(begin)

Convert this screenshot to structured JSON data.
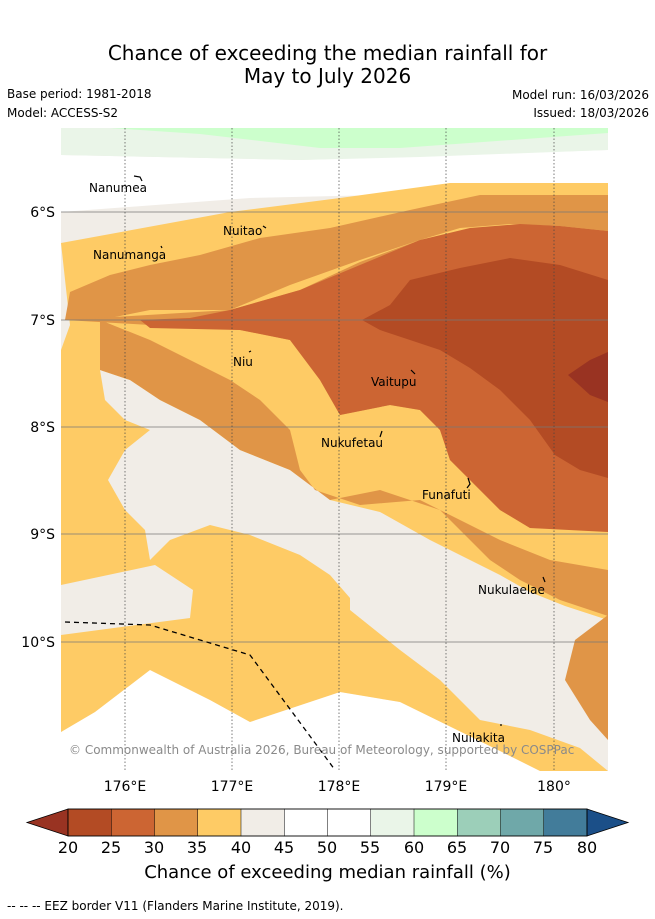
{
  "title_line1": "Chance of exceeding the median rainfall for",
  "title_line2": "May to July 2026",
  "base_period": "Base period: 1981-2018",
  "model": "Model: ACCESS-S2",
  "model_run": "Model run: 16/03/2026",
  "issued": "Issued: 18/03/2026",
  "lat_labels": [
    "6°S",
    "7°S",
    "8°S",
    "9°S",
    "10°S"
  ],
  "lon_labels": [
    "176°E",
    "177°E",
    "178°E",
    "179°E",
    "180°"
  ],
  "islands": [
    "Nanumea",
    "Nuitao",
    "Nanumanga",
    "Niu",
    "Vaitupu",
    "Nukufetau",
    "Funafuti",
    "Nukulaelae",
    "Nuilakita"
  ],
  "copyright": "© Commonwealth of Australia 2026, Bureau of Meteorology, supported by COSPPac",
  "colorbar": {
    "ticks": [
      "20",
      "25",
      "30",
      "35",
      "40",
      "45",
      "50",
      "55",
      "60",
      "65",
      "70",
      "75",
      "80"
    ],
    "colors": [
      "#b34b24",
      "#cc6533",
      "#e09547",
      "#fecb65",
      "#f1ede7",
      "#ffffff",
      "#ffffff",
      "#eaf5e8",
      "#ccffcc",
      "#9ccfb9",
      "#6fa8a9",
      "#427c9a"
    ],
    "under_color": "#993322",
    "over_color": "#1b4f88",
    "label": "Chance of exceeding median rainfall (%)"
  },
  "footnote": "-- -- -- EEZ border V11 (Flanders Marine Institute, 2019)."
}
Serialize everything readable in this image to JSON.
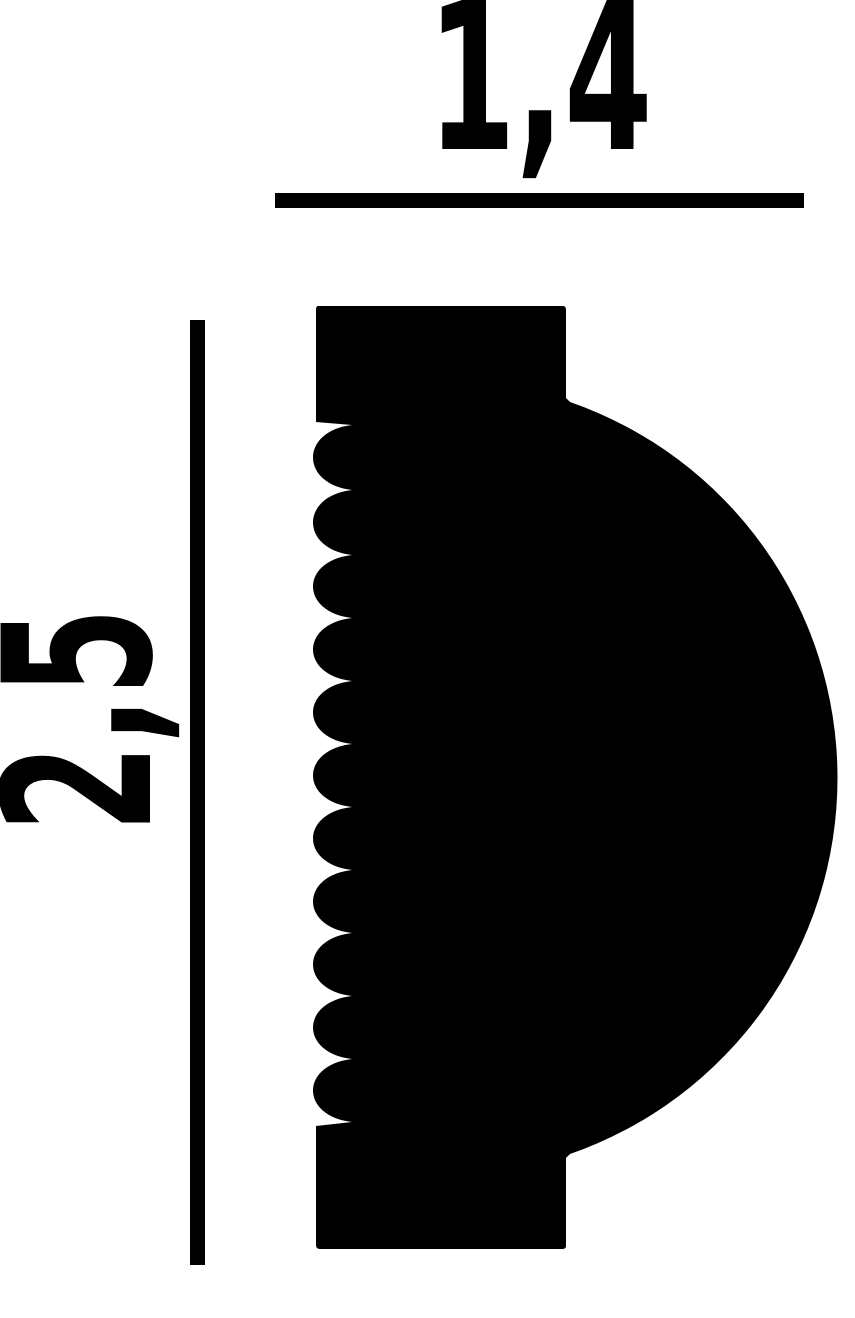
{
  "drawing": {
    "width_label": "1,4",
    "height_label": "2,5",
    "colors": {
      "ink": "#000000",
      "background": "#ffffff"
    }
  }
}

(end)

Task description: Using the records above, copy exactly and only the lines from the line with "Serialize everything readable" through the end, both included; leave every picture out.

Final result:
Serialize everything readable in this image to JSON.
{
  "drawing": {
    "width_label": "1,4",
    "height_label": "2,5",
    "colors": {
      "ink": "#000000",
      "background": "#ffffff"
    }
  }
}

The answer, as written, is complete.